====== Dataset ======
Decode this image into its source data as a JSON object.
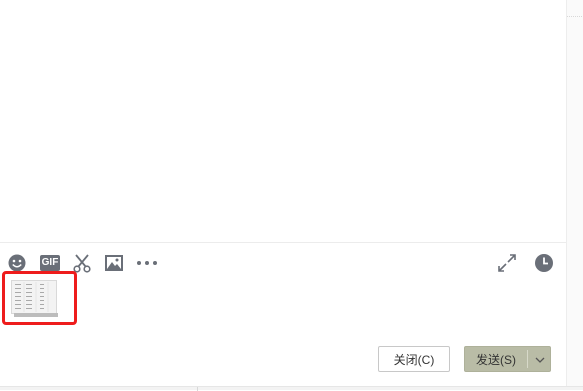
{
  "footer": {
    "close_label": "关闭(C)",
    "send_label": "发送(S)"
  },
  "toolbar": {
    "gif_label": "GIF",
    "icons": [
      "emoji-icon",
      "gif-icon",
      "scissors-icon",
      "image-icon",
      "more-icon",
      "expand-icon",
      "clock-icon"
    ]
  },
  "attachment": {
    "highlight_color": "#ee1c1c"
  },
  "colors": {
    "send_button": "#b9bca6",
    "icon": "#6a6f78"
  }
}
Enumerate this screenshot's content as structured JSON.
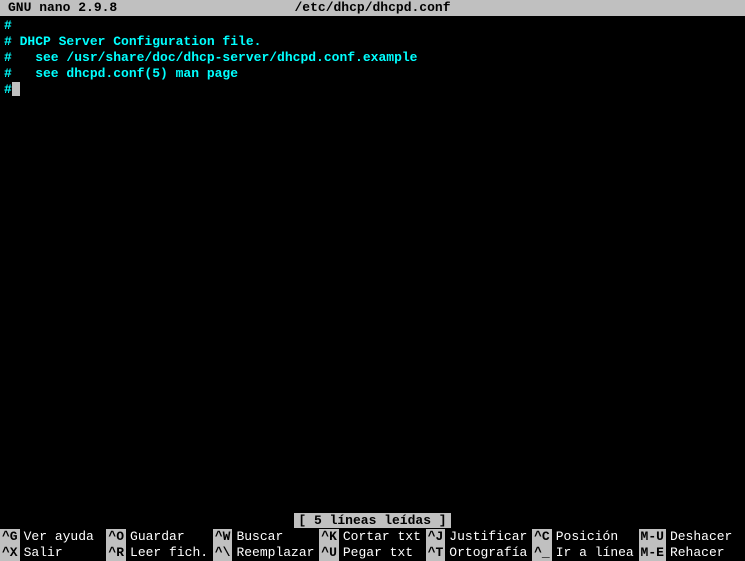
{
  "titlebar": {
    "app": "GNU nano 2.9.8",
    "filename": "/etc/dhcp/dhcpd.conf"
  },
  "content": {
    "lines": [
      "#",
      "# DHCP Server Configuration file.",
      "#   see /usr/share/doc/dhcp-server/dhcpd.conf.example",
      "#   see dhcpd.conf(5) man page",
      "#"
    ]
  },
  "status": {
    "message": "[ 5 líneas leídas ]"
  },
  "help": {
    "row1": [
      {
        "key": "^G",
        "label": "Ver ayuda"
      },
      {
        "key": "^O",
        "label": "Guardar"
      },
      {
        "key": "^W",
        "label": "Buscar"
      },
      {
        "key": "^K",
        "label": "Cortar txt"
      },
      {
        "key": "^J",
        "label": "Justificar"
      },
      {
        "key": "^C",
        "label": "Posición"
      },
      {
        "key": "M-U",
        "label": "Deshacer"
      }
    ],
    "row2": [
      {
        "key": "^X",
        "label": "Salir"
      },
      {
        "key": "^R",
        "label": "Leer fich."
      },
      {
        "key": "^\\",
        "label": "Reemplazar"
      },
      {
        "key": "^U",
        "label": "Pegar txt"
      },
      {
        "key": "^T",
        "label": "Ortografía"
      },
      {
        "key": "^_",
        "label": "Ir a línea"
      },
      {
        "key": "M-E",
        "label": "Rehacer"
      }
    ]
  }
}
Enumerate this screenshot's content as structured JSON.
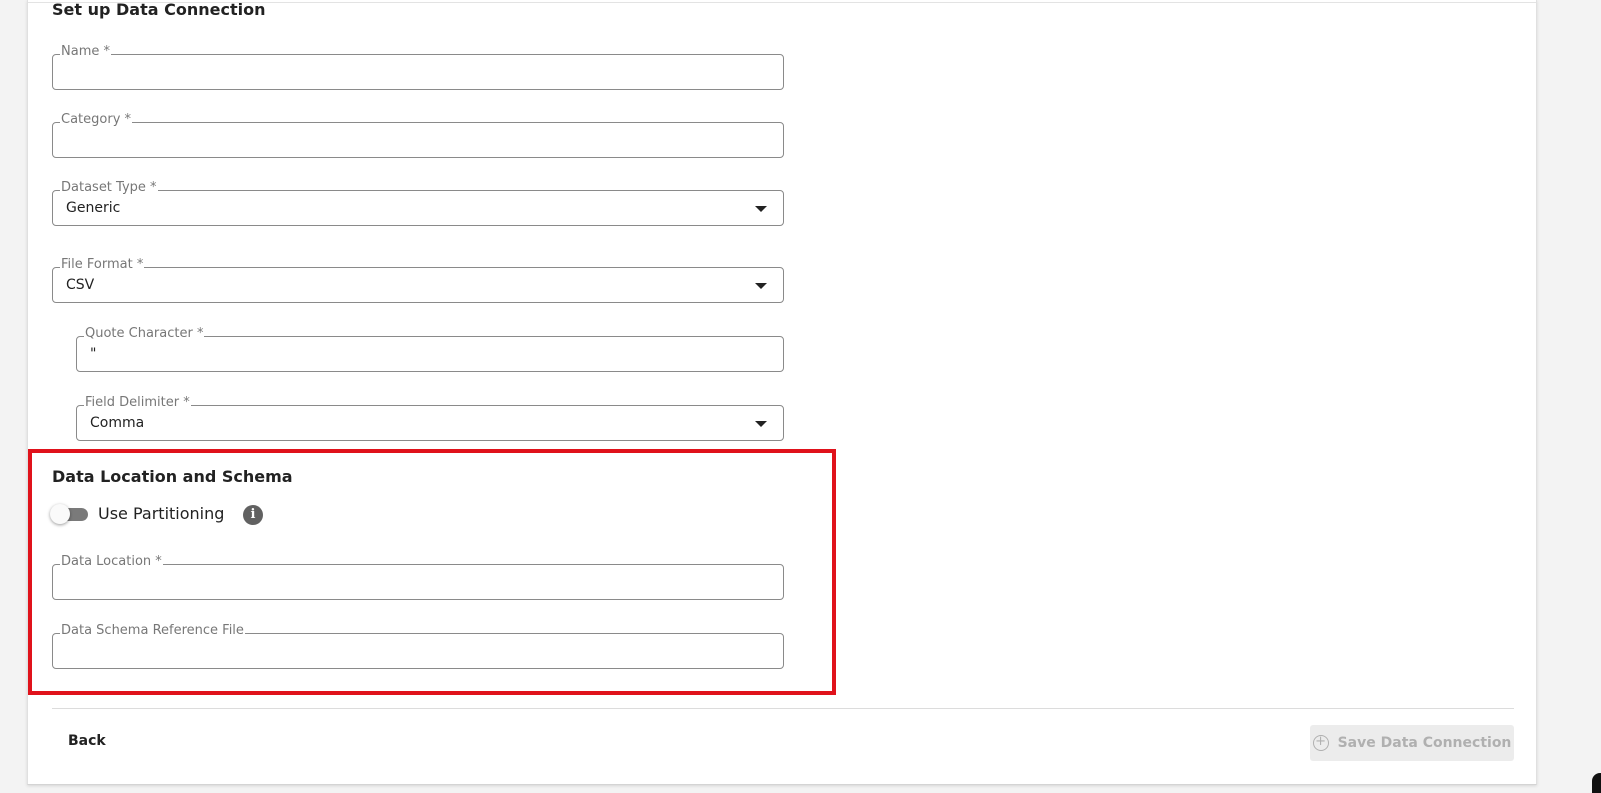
{
  "form": {
    "title": "Set up Data Connection",
    "name": {
      "label": "Name *",
      "value": ""
    },
    "category": {
      "label": "Category *",
      "value": ""
    },
    "dataset_type": {
      "label": "Dataset Type *",
      "value": "Generic"
    },
    "file_format": {
      "label": "File Format *",
      "value": "CSV"
    },
    "quote_character": {
      "label": "Quote Character *",
      "value": "\""
    },
    "field_delimiter": {
      "label": "Field Delimiter *",
      "value": "Comma"
    }
  },
  "location": {
    "title": "Data Location and Schema",
    "use_partitioning": {
      "label": "Use Partitioning",
      "enabled": false
    },
    "data_location": {
      "label": "Data Location *",
      "value": ""
    },
    "schema_file": {
      "label": "Data Schema Reference File",
      "value": ""
    }
  },
  "footer": {
    "back_label": "Back",
    "save_label": "Save Data Connection"
  },
  "colors": {
    "highlight": "#e0121b",
    "field_border": "#8a8a8a",
    "disabled_text": "#b0b0b0"
  },
  "icons": {
    "dropdown": "caret-down-icon",
    "info": "info-icon",
    "save": "plus-circle-icon"
  }
}
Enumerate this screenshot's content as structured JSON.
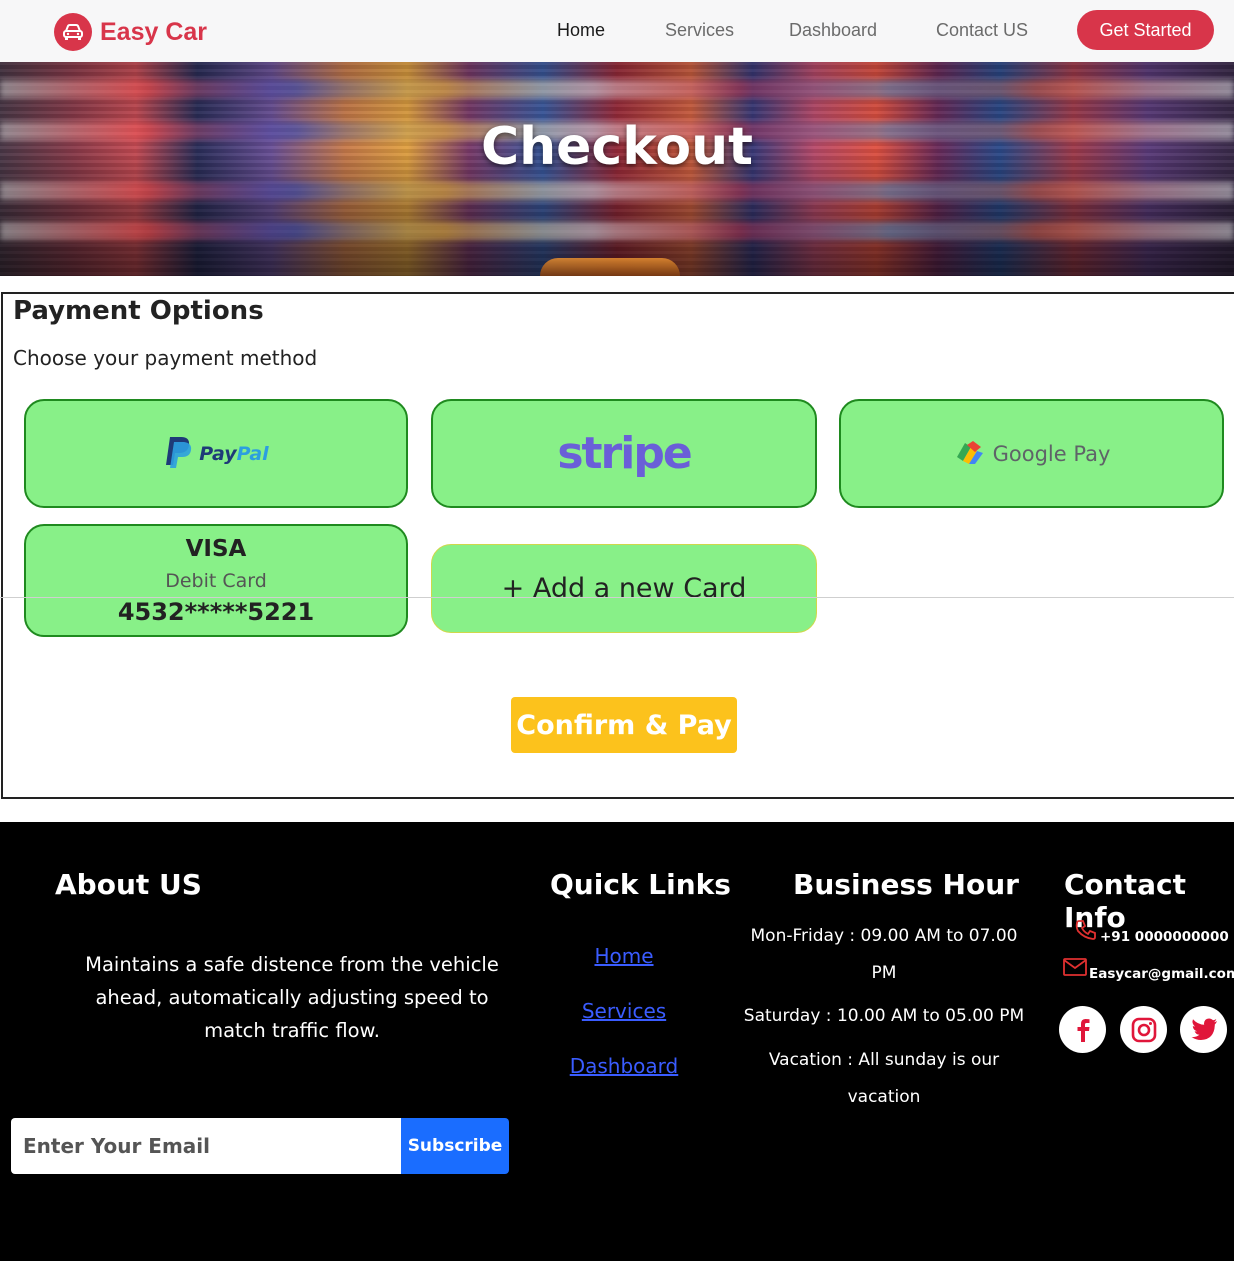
{
  "brand": {
    "name": "Easy Car",
    "accent": "#d8354a"
  },
  "nav": {
    "items": [
      {
        "label": "Home"
      },
      {
        "label": "Services"
      },
      {
        "label": "Dashboard"
      },
      {
        "label": "Contact US"
      }
    ],
    "cta_label": "Get Started"
  },
  "hero": {
    "title": "Checkout"
  },
  "payment": {
    "title": "Payment Options",
    "subtitle": "Choose your payment method",
    "options": {
      "paypal": {
        "word1": "Pay",
        "word2": "Pal"
      },
      "stripe": {
        "label": "stripe"
      },
      "gpay": {
        "label": "Google Pay"
      },
      "visa": {
        "brand": "VISA",
        "type": "Debit Card",
        "number": "4532*****5221"
      },
      "add_card": {
        "label": "+ Add a new Card"
      }
    },
    "confirm_label": "Confirm & Pay",
    "option_bg": "#88f088",
    "confirm_bg": "#fcc21c"
  },
  "footer": {
    "about": {
      "heading": "About US",
      "text": "Maintains a safe distence from the vehicle ahead, automatically adjusting speed to match traffic flow."
    },
    "quick_links": {
      "heading": "Quick Links",
      "links": [
        "Home",
        "Services",
        "Dashboard"
      ]
    },
    "business_hour": {
      "heading": "Business Hour",
      "lines": [
        "Mon-Friday : 09.00 AM to 07.00 PM",
        "Saturday : 10.00 AM to 05.00 PM",
        "Vacation : All sunday is our vacation"
      ]
    },
    "contact": {
      "heading": "Contact Info",
      "phone": "+91 0000000000",
      "email": "Easycar@gmail.com",
      "social_icons": [
        "facebook-icon",
        "instagram-icon",
        "twitter-icon"
      ]
    },
    "newsletter": {
      "placeholder": "Enter Your Email",
      "button_label": "Subscribe"
    }
  }
}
======
**What this task involves:** The listing above must be printed again exactly, minus its pictures.

**Response to this exercise:**
Decode this image into its source data as a JSON object.
{
  "footer": {
    "close_label": "关闭(C)",
    "send_label": "发送(S)"
  },
  "toolbar": {
    "gif_label": "GIF",
    "icons": [
      "emoji-icon",
      "gif-icon",
      "scissors-icon",
      "image-icon",
      "more-icon",
      "expand-icon",
      "clock-icon"
    ]
  },
  "attachment": {
    "highlight_color": "#ee1c1c"
  },
  "colors": {
    "send_button": "#b9bca6",
    "icon": "#6a6f78"
  }
}
Enumerate this screenshot's content as structured JSON.
{
  "titlebar": {
    "app": "GNU nano 2.9.8",
    "filename": "/etc/dhcp/dhcpd.conf"
  },
  "content": {
    "lines": [
      "#",
      "# DHCP Server Configuration file.",
      "#   see /usr/share/doc/dhcp-server/dhcpd.conf.example",
      "#   see dhcpd.conf(5) man page",
      "#"
    ]
  },
  "status": {
    "message": "[ 5 líneas leídas ]"
  },
  "help": {
    "row1": [
      {
        "key": "^G",
        "label": "Ver ayuda"
      },
      {
        "key": "^O",
        "label": "Guardar"
      },
      {
        "key": "^W",
        "label": "Buscar"
      },
      {
        "key": "^K",
        "label": "Cortar txt"
      },
      {
        "key": "^J",
        "label": "Justificar"
      },
      {
        "key": "^C",
        "label": "Posición"
      },
      {
        "key": "M-U",
        "label": "Deshacer"
      }
    ],
    "row2": [
      {
        "key": "^X",
        "label": "Salir"
      },
      {
        "key": "^R",
        "label": "Leer fich."
      },
      {
        "key": "^\\",
        "label": "Reemplazar"
      },
      {
        "key": "^U",
        "label": "Pegar txt"
      },
      {
        "key": "^T",
        "label": "Ortografía"
      },
      {
        "key": "^_",
        "label": "Ir a línea"
      },
      {
        "key": "M-E",
        "label": "Rehacer"
      }
    ]
  }
}
Enumerate this screenshot's content as structured JSON.
{
  "form": {
    "title": "Set up Data Connection",
    "name": {
      "label": "Name *",
      "value": ""
    },
    "category": {
      "label": "Category *",
      "value": ""
    },
    "dataset_type": {
      "label": "Dataset Type *",
      "value": "Generic"
    },
    "file_format": {
      "label": "File Format *",
      "value": "CSV"
    },
    "quote_character": {
      "label": "Quote Character *",
      "value": "\""
    },
    "field_delimiter": {
      "label": "Field Delimiter *",
      "value": "Comma"
    }
  },
  "location": {
    "title": "Data Location and Schema",
    "use_partitioning": {
      "label": "Use Partitioning",
      "enabled": false
    },
    "data_location": {
      "label": "Data Location *",
      "value": ""
    },
    "schema_file": {
      "label": "Data Schema Reference File",
      "value": ""
    }
  },
  "footer": {
    "back_label": "Back",
    "save_label": "Save Data Connection"
  },
  "colors": {
    "highlight": "#e0121b",
    "field_border": "#8a8a8a",
    "disabled_text": "#b0b0b0"
  },
  "icons": {
    "dropdown": "caret-down-icon",
    "info": "info-icon",
    "save": "plus-circle-icon"
  }
}
Enumerate this screenshot's content as structured JSON.
{
  "brand": {
    "name": "Easy Car",
    "accent": "#d8354a"
  },
  "nav": {
    "items": [
      {
        "label": "Home"
      },
      {
        "label": "Services"
      },
      {
        "label": "Dashboard"
      },
      {
        "label": "Contact US"
      }
    ],
    "cta_label": "Get Started"
  },
  "hero": {
    "title": "Checkout"
  },
  "payment": {
    "title": "Payment Options",
    "subtitle": "Choose your payment method",
    "options": {
      "paypal": {
        "word1": "Pay",
        "word2": "Pal"
      },
      "stripe": {
        "label": "stripe"
      },
      "gpay": {
        "label": "Google Pay"
      },
      "visa": {
        "brand": "VISA",
        "type": "Debit Card",
        "number": "4532*****5221"
      },
      "add_card": {
        "label": "+ Add a new Card"
      }
    },
    "confirm_label": "Confirm & Pay",
    "option_bg": "#88f088",
    "confirm_bg": "#fcc21c"
  },
  "footer": {
    "about": {
      "heading": "About US",
      "text": "Maintains a safe distence from the vehicle ahead, automatically adjusting speed to match traffic flow."
    },
    "quick_links": {
      "heading": "Quick Links",
      "links": [
        "Home",
        "Services",
        "Dashboard"
      ]
    },
    "business_hour": {
      "heading": "Business Hour",
      "lines": [
        "Mon-Friday : 09.00 AM to 07.00 PM",
        "Saturday : 10.00 AM to 05.00 PM",
        "Vacation : All sunday is our vacation"
      ]
    },
    "contact": {
      "heading": "Contact Info",
      "phone": "+91 0000000000",
      "email": "Easycar@gmail.com",
      "social_icons": [
        "facebook-icon",
        "instagram-icon",
        "twitter-icon"
      ]
    },
    "newsletter": {
      "placeholder": "Enter Your Email",
      "button_label": "Subscribe"
    }
  }
}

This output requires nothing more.